-- Start of Data supplied --

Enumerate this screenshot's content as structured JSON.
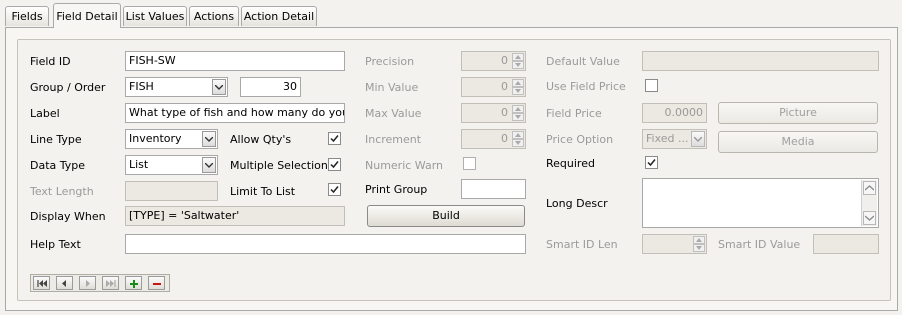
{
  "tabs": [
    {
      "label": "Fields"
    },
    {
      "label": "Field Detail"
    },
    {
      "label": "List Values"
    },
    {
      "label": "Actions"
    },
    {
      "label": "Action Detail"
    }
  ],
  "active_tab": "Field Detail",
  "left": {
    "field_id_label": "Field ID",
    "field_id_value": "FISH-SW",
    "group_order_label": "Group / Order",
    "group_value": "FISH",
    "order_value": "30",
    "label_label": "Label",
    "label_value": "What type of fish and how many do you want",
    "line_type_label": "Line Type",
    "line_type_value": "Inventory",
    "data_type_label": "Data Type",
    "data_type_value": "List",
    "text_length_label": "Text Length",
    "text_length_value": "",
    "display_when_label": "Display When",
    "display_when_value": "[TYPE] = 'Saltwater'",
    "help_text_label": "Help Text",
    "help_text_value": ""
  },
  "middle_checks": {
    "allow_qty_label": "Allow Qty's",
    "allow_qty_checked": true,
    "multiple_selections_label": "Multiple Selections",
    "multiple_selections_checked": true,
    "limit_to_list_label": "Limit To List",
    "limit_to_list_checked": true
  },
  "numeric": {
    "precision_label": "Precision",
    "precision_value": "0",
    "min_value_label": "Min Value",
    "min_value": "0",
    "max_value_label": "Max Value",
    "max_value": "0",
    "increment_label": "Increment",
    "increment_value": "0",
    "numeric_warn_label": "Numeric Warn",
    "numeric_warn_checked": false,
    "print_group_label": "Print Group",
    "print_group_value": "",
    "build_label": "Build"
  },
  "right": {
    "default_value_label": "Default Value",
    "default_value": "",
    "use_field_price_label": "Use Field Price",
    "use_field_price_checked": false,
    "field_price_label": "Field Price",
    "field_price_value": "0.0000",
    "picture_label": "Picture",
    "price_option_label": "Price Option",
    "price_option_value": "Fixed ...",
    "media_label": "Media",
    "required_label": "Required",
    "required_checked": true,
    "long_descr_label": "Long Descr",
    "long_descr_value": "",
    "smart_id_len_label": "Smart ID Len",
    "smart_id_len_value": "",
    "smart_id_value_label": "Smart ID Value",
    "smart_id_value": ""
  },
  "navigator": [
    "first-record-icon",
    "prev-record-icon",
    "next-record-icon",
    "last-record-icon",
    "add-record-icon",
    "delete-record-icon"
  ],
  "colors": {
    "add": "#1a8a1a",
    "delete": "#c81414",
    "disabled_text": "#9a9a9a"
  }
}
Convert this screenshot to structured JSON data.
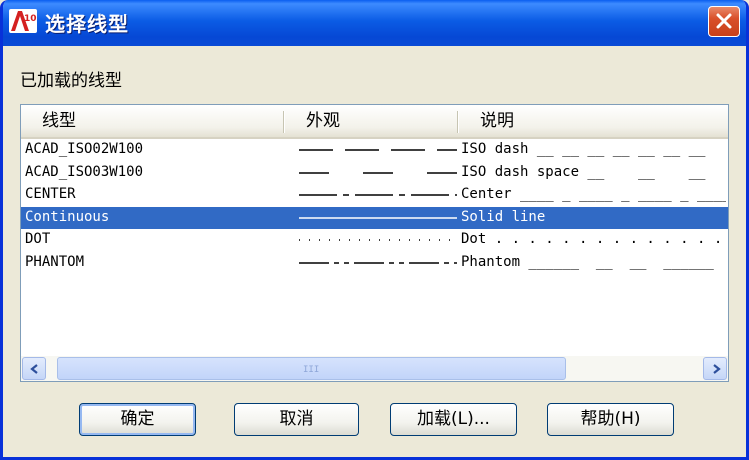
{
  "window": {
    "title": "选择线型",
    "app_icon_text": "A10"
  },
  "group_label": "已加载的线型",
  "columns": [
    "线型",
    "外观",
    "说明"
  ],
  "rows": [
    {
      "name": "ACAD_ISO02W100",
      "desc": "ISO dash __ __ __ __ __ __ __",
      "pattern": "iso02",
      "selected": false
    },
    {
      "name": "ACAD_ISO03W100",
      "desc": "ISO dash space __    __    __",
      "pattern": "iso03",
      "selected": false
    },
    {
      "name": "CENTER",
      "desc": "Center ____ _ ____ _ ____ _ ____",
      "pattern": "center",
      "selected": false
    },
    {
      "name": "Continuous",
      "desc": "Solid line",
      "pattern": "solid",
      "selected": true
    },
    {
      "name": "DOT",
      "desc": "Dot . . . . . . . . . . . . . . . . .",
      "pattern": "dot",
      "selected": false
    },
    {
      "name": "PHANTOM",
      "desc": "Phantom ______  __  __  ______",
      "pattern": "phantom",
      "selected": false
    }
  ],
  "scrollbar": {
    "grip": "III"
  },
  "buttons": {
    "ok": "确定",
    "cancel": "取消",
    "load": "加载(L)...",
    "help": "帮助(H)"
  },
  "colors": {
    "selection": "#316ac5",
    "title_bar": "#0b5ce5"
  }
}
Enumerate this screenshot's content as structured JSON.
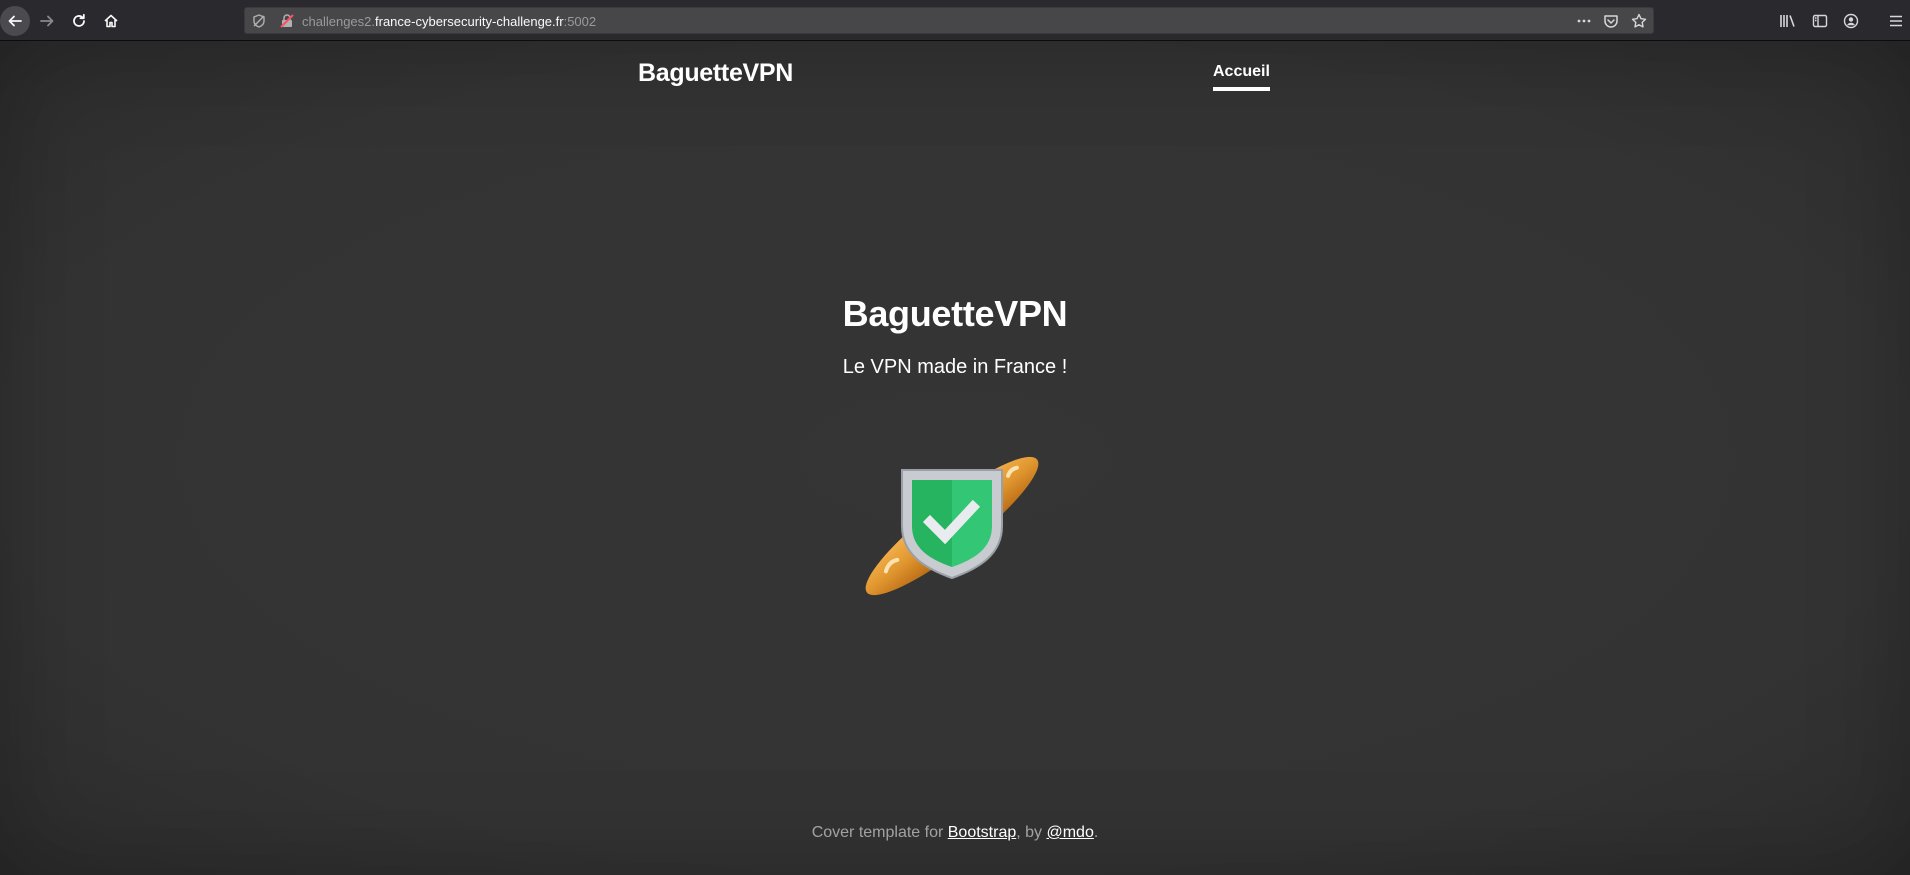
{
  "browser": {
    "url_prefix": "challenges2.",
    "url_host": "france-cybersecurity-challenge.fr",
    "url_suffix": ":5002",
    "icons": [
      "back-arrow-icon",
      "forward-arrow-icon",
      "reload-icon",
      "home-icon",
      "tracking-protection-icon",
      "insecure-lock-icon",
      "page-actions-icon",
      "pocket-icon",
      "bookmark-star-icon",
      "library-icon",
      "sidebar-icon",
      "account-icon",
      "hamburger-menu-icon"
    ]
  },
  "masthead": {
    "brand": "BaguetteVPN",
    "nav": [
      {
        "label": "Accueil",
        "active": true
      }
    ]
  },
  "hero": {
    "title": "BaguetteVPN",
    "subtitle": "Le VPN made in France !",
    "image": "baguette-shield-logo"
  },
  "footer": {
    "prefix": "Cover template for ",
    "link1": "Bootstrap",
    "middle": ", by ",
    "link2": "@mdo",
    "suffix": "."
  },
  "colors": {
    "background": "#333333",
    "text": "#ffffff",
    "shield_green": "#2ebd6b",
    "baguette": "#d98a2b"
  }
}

-- End of Data supplied --

**Given exercise**
Omit every picture, then repeat the remaining data exactly as it appears above.

**Answer to this problem**
Enumerate this screenshot's content as structured JSON.
{
  "tabs": [
    {
      "label": "Fields"
    },
    {
      "label": "Field Detail"
    },
    {
      "label": "List Values"
    },
    {
      "label": "Actions"
    },
    {
      "label": "Action Detail"
    }
  ],
  "active_tab": "Field Detail",
  "left": {
    "field_id_label": "Field ID",
    "field_id_value": "FISH-SW",
    "group_order_label": "Group / Order",
    "group_value": "FISH",
    "order_value": "30",
    "label_label": "Label",
    "label_value": "What type of fish and how many do you want",
    "line_type_label": "Line Type",
    "line_type_value": "Inventory",
    "data_type_label": "Data Type",
    "data_type_value": "List",
    "text_length_label": "Text Length",
    "text_length_value": "",
    "display_when_label": "Display When",
    "display_when_value": "[TYPE] = 'Saltwater'",
    "help_text_label": "Help Text",
    "help_text_value": ""
  },
  "middle_checks": {
    "allow_qty_label": "Allow Qty's",
    "allow_qty_checked": true,
    "multiple_selections_label": "Multiple Selections",
    "multiple_selections_checked": true,
    "limit_to_list_label": "Limit To List",
    "limit_to_list_checked": true
  },
  "numeric": {
    "precision_label": "Precision",
    "precision_value": "0",
    "min_value_label": "Min Value",
    "min_value": "0",
    "max_value_label": "Max Value",
    "max_value": "0",
    "increment_label": "Increment",
    "increment_value": "0",
    "numeric_warn_label": "Numeric Warn",
    "numeric_warn_checked": false,
    "print_group_label": "Print Group",
    "print_group_value": "",
    "build_label": "Build"
  },
  "right": {
    "default_value_label": "Default Value",
    "default_value": "",
    "use_field_price_label": "Use Field Price",
    "use_field_price_checked": false,
    "field_price_label": "Field Price",
    "field_price_value": "0.0000",
    "picture_label": "Picture",
    "price_option_label": "Price Option",
    "price_option_value": "Fixed ...",
    "media_label": "Media",
    "required_label": "Required",
    "required_checked": true,
    "long_descr_label": "Long Descr",
    "long_descr_value": "",
    "smart_id_len_label": "Smart ID Len",
    "smart_id_len_value": "",
    "smart_id_value_label": "Smart ID Value",
    "smart_id_value": ""
  },
  "navigator": [
    "first-record-icon",
    "prev-record-icon",
    "next-record-icon",
    "last-record-icon",
    "add-record-icon",
    "delete-record-icon"
  ],
  "colors": {
    "add": "#1a8a1a",
    "delete": "#c81414",
    "disabled_text": "#9a9a9a"
  }
}
Convert this screenshot to structured JSON data.
{
  "window": {
    "title": "选择线型",
    "app_icon_text": "A10"
  },
  "group_label": "已加载的线型",
  "columns": [
    "线型",
    "外观",
    "说明"
  ],
  "rows": [
    {
      "name": "ACAD_ISO02W100",
      "desc": "ISO dash __ __ __ __ __ __ __",
      "pattern": "iso02",
      "selected": false
    },
    {
      "name": "ACAD_ISO03W100",
      "desc": "ISO dash space __    __    __",
      "pattern": "iso03",
      "selected": false
    },
    {
      "name": "CENTER",
      "desc": "Center ____ _ ____ _ ____ _ ____",
      "pattern": "center",
      "selected": false
    },
    {
      "name": "Continuous",
      "desc": "Solid line",
      "pattern": "solid",
      "selected": true
    },
    {
      "name": "DOT",
      "desc": "Dot . . . . . . . . . . . . . . . . .",
      "pattern": "dot",
      "selected": false
    },
    {
      "name": "PHANTOM",
      "desc": "Phantom ______  __  __  ______",
      "pattern": "phantom",
      "selected": false
    }
  ],
  "scrollbar": {
    "grip": "III"
  },
  "buttons": {
    "ok": "确定",
    "cancel": "取消",
    "load": "加载(L)...",
    "help": "帮助(H)"
  },
  "colors": {
    "selection": "#316ac5",
    "title_bar": "#0b5ce5"
  }
}
Enumerate this screenshot's content as structured JSON.
{
  "browser": {
    "url_prefix": "challenges2.",
    "url_host": "france-cybersecurity-challenge.fr",
    "url_suffix": ":5002",
    "icons": [
      "back-arrow-icon",
      "forward-arrow-icon",
      "reload-icon",
      "home-icon",
      "tracking-protection-icon",
      "insecure-lock-icon",
      "page-actions-icon",
      "pocket-icon",
      "bookmark-star-icon",
      "library-icon",
      "sidebar-icon",
      "account-icon",
      "hamburger-menu-icon"
    ]
  },
  "masthead": {
    "brand": "BaguetteVPN",
    "nav": [
      {
        "label": "Accueil",
        "active": true
      }
    ]
  },
  "hero": {
    "title": "BaguetteVPN",
    "subtitle": "Le VPN made in France !",
    "image": "baguette-shield-logo"
  },
  "footer": {
    "prefix": "Cover template for ",
    "link1": "Bootstrap",
    "middle": ", by ",
    "link2": "@mdo",
    "suffix": "."
  },
  "colors": {
    "background": "#333333",
    "text": "#ffffff",
    "shield_green": "#2ebd6b",
    "baguette": "#d98a2b"
  }
}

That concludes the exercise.